*Problem to work on*:
Copy the records below exactly, from the line containing "Give me the" through the last line, and leave out every picture.

*Exercise inputs*:
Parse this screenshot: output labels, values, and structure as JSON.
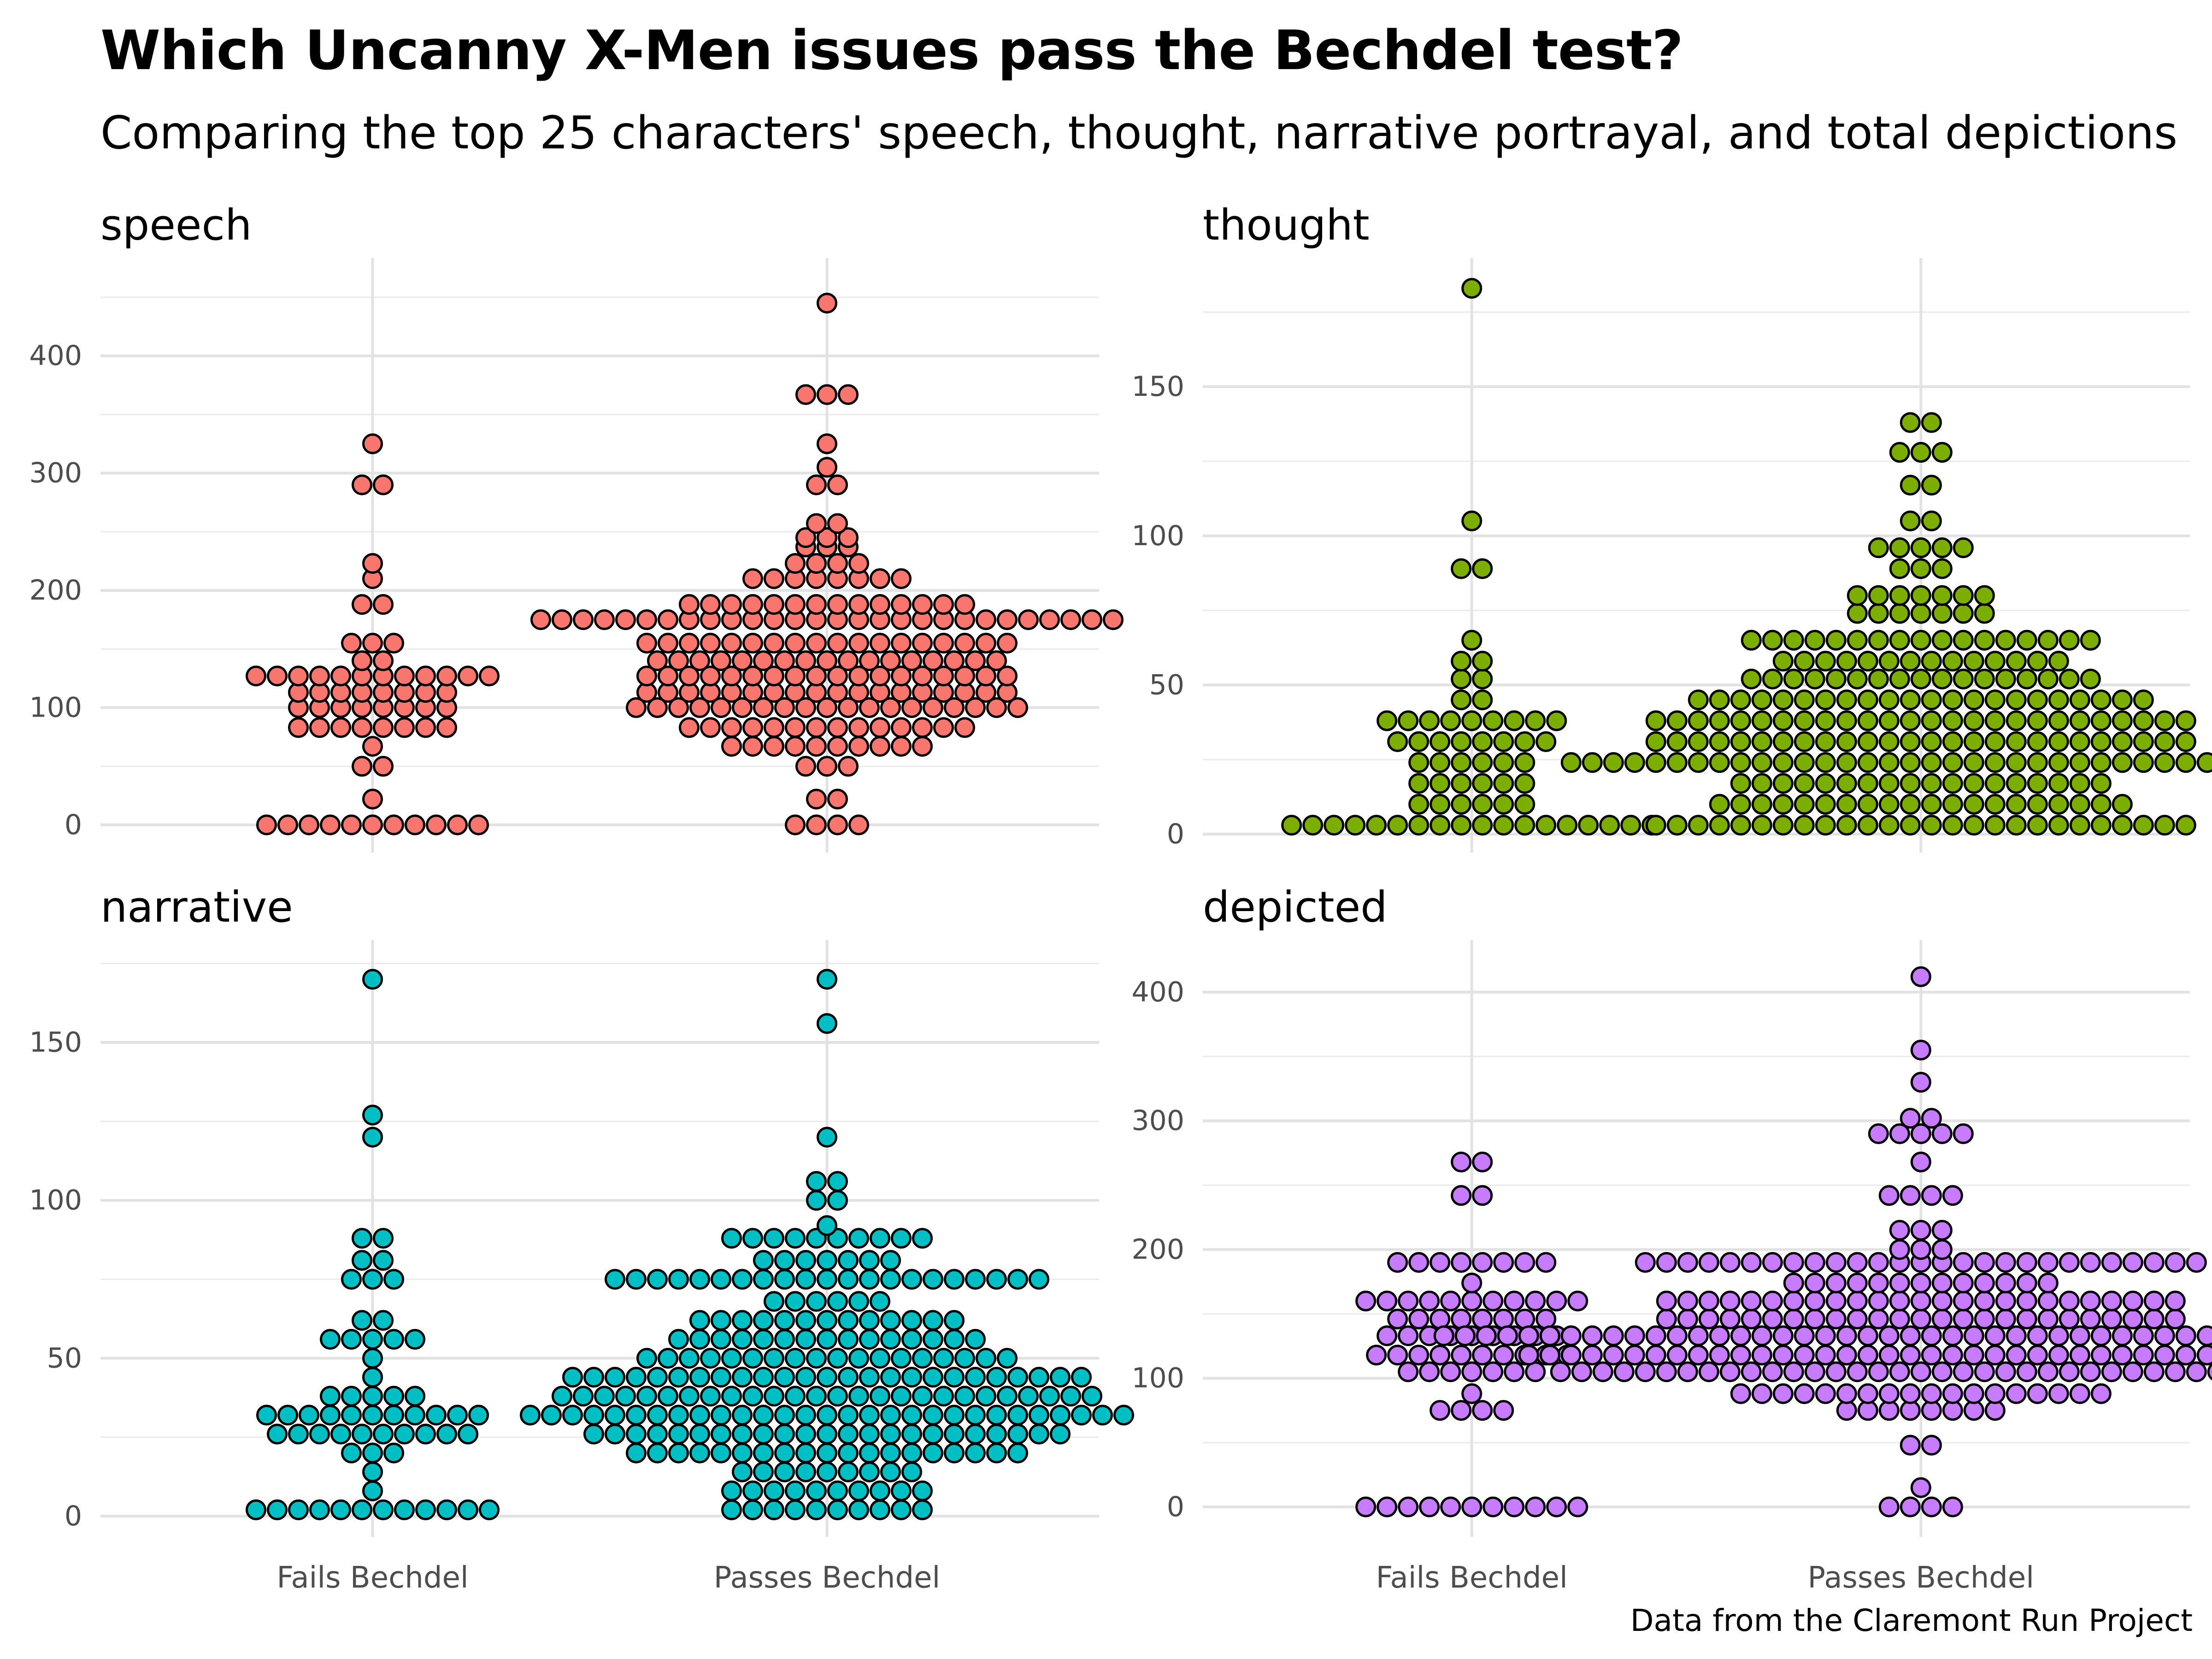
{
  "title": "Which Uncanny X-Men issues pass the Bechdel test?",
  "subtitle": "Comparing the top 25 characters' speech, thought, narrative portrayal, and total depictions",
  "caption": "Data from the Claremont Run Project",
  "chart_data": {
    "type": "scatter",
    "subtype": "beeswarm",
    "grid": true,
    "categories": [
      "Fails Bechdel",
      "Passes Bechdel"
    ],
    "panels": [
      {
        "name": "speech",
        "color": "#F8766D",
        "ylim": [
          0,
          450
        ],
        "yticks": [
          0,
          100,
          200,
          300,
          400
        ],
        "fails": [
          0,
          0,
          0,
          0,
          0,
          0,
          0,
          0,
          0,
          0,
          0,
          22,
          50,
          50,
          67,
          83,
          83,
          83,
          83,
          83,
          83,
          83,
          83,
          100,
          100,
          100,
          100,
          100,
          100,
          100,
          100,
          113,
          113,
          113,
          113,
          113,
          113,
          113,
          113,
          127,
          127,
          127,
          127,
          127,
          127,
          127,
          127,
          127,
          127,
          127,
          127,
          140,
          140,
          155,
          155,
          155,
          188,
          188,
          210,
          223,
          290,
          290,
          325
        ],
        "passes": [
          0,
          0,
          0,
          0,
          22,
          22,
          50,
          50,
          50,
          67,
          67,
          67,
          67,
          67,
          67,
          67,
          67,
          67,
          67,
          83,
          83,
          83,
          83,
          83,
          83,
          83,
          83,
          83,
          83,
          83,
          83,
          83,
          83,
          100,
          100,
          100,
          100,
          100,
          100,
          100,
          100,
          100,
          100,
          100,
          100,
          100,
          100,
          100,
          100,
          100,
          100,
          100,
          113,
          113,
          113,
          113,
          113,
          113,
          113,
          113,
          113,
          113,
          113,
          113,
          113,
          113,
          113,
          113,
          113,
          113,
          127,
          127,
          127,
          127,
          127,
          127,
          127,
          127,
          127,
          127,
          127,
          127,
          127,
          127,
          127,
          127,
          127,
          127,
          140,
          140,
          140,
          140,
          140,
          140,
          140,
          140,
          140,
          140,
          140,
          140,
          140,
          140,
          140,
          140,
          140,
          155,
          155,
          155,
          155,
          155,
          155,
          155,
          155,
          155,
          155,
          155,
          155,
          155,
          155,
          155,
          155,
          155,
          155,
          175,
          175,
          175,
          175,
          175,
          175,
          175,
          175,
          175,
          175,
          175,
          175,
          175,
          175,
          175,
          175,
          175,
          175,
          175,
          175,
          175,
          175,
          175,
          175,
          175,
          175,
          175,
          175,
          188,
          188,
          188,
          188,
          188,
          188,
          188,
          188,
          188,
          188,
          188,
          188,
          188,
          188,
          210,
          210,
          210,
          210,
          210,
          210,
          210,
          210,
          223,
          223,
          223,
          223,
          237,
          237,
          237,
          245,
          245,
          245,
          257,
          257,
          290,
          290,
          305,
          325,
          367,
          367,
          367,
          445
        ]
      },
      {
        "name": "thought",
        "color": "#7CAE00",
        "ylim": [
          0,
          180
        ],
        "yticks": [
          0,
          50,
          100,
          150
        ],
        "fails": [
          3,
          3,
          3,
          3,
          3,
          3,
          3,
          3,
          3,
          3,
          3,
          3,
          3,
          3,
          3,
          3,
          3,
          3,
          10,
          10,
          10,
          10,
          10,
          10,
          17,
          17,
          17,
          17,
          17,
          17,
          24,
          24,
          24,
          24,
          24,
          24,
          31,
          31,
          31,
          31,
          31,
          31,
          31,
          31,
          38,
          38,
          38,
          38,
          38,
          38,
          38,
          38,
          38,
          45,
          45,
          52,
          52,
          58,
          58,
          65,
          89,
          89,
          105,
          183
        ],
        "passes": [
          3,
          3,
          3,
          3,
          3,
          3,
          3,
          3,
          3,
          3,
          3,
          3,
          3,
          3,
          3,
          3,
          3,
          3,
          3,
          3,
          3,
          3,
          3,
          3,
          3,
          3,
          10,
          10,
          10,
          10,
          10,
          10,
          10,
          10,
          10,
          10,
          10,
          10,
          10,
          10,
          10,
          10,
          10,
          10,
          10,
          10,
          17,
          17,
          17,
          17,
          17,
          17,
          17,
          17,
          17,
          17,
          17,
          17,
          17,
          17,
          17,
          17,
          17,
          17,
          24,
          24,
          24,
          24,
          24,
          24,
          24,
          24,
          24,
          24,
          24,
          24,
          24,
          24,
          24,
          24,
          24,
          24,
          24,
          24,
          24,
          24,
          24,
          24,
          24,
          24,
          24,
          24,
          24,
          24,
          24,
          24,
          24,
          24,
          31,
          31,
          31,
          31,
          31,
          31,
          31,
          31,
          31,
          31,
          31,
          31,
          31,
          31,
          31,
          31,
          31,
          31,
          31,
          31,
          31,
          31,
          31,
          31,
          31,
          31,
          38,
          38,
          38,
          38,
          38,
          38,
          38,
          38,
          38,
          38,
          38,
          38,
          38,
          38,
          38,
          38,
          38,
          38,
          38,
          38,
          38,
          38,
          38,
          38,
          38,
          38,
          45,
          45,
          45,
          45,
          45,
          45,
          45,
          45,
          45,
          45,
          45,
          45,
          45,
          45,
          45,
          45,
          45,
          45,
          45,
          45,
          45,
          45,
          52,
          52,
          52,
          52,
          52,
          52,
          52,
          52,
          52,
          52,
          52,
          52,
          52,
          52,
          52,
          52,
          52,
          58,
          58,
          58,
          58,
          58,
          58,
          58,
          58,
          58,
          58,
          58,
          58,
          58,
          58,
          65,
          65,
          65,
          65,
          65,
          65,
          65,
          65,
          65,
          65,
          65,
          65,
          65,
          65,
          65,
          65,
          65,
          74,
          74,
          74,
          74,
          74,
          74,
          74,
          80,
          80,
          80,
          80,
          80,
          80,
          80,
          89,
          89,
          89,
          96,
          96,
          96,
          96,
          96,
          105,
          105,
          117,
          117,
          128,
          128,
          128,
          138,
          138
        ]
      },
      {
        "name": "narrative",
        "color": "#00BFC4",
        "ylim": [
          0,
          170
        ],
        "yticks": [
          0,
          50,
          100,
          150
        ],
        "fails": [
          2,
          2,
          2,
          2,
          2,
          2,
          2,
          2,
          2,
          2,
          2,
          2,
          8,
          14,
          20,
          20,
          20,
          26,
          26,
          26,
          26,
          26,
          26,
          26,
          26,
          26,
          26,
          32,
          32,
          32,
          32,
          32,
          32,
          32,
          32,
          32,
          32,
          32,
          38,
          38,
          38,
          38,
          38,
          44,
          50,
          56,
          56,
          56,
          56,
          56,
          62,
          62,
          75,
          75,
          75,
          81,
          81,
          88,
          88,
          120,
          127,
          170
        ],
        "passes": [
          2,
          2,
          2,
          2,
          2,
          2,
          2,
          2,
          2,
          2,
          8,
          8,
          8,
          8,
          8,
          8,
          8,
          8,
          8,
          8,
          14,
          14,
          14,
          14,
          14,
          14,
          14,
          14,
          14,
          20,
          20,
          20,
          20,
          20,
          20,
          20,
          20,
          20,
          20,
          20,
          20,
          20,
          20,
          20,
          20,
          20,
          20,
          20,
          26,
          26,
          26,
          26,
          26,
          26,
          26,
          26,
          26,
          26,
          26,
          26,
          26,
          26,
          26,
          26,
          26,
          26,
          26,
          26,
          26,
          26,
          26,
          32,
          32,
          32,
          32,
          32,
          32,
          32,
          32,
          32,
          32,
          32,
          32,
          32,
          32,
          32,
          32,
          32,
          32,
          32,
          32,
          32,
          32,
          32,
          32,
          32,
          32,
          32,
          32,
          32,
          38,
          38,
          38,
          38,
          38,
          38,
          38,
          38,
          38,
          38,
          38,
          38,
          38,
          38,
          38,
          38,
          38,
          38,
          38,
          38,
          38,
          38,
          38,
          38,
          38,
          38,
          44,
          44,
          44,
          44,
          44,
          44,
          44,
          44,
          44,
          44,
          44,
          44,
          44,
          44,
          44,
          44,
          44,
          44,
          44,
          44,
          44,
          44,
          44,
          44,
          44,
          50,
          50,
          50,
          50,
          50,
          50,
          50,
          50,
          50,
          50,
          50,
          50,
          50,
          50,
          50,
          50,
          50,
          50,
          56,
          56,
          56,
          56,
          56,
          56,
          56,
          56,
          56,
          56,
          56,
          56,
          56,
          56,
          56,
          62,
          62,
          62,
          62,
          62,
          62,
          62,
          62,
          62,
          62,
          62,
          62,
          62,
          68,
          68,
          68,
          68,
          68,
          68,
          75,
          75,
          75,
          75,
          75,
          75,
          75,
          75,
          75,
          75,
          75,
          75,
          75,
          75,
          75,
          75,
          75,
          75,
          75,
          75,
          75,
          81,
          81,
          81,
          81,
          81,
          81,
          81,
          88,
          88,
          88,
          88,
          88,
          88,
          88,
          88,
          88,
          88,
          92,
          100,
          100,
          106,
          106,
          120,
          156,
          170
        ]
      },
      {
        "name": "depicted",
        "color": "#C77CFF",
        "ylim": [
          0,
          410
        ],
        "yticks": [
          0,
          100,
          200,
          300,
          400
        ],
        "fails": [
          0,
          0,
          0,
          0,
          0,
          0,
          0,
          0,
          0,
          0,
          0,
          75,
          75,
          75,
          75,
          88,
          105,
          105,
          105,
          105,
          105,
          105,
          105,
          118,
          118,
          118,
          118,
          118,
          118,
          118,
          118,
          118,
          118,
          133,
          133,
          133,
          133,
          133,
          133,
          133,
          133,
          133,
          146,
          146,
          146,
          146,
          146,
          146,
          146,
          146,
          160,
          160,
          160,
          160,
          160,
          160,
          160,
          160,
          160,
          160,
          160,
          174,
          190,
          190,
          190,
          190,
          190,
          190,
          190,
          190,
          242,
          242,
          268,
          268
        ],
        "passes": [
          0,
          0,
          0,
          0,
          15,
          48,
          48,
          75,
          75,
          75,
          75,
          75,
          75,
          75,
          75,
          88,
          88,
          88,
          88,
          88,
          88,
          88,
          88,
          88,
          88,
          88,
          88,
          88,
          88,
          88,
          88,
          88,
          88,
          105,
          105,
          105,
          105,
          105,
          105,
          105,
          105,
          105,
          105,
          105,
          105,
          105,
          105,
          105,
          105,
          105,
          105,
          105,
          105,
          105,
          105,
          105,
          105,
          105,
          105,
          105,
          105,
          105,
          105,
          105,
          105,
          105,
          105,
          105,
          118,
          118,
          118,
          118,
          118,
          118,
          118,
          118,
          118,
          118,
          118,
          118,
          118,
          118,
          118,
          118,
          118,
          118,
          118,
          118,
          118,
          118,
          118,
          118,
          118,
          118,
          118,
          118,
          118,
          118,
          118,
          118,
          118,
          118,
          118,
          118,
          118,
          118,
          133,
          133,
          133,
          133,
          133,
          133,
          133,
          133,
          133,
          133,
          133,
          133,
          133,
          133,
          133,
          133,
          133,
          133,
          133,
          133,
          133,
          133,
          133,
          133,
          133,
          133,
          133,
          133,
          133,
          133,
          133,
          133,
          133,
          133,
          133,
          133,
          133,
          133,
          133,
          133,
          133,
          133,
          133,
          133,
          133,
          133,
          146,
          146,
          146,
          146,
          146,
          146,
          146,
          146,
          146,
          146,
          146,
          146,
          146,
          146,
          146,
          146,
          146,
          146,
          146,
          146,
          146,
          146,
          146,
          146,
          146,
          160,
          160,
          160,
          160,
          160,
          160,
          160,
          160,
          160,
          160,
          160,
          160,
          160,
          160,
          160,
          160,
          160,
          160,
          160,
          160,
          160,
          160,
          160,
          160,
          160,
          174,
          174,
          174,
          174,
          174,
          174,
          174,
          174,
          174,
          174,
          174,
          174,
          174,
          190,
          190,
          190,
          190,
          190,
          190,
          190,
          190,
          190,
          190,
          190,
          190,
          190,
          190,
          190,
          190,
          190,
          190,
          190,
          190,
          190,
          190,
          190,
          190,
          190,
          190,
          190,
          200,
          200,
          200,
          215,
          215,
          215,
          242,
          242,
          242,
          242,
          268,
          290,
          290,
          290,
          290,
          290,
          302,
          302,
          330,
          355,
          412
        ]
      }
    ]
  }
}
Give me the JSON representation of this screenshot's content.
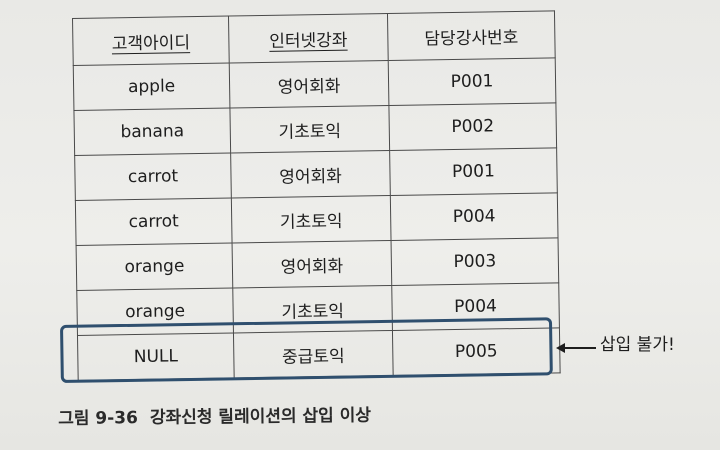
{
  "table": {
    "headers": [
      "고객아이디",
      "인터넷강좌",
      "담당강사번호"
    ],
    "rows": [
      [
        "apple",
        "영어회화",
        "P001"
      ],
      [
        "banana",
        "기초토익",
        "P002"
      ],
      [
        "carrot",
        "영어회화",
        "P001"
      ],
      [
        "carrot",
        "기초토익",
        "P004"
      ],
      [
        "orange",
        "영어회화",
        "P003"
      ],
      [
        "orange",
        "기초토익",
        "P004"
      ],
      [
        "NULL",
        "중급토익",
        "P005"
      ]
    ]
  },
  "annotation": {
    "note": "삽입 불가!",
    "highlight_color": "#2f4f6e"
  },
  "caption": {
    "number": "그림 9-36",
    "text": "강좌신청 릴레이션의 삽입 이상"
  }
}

*Reply to the exercise*:
Give me the JSON representation of this screenshot's content.
{
  "table": {
    "headers": [
      "고객아이디",
      "인터넷강좌",
      "담당강사번호"
    ],
    "rows": [
      [
        "apple",
        "영어회화",
        "P001"
      ],
      [
        "banana",
        "기초토익",
        "P002"
      ],
      [
        "carrot",
        "영어회화",
        "P001"
      ],
      [
        "carrot",
        "기초토익",
        "P004"
      ],
      [
        "orange",
        "영어회화",
        "P003"
      ],
      [
        "orange",
        "기초토익",
        "P004"
      ],
      [
        "NULL",
        "중급토익",
        "P005"
      ]
    ]
  },
  "annotation": {
    "note": "삽입 불가!",
    "highlight_color": "#2f4f6e"
  },
  "caption": {
    "number": "그림 9-36",
    "text": "강좌신청 릴레이션의 삽입 이상"
  }
}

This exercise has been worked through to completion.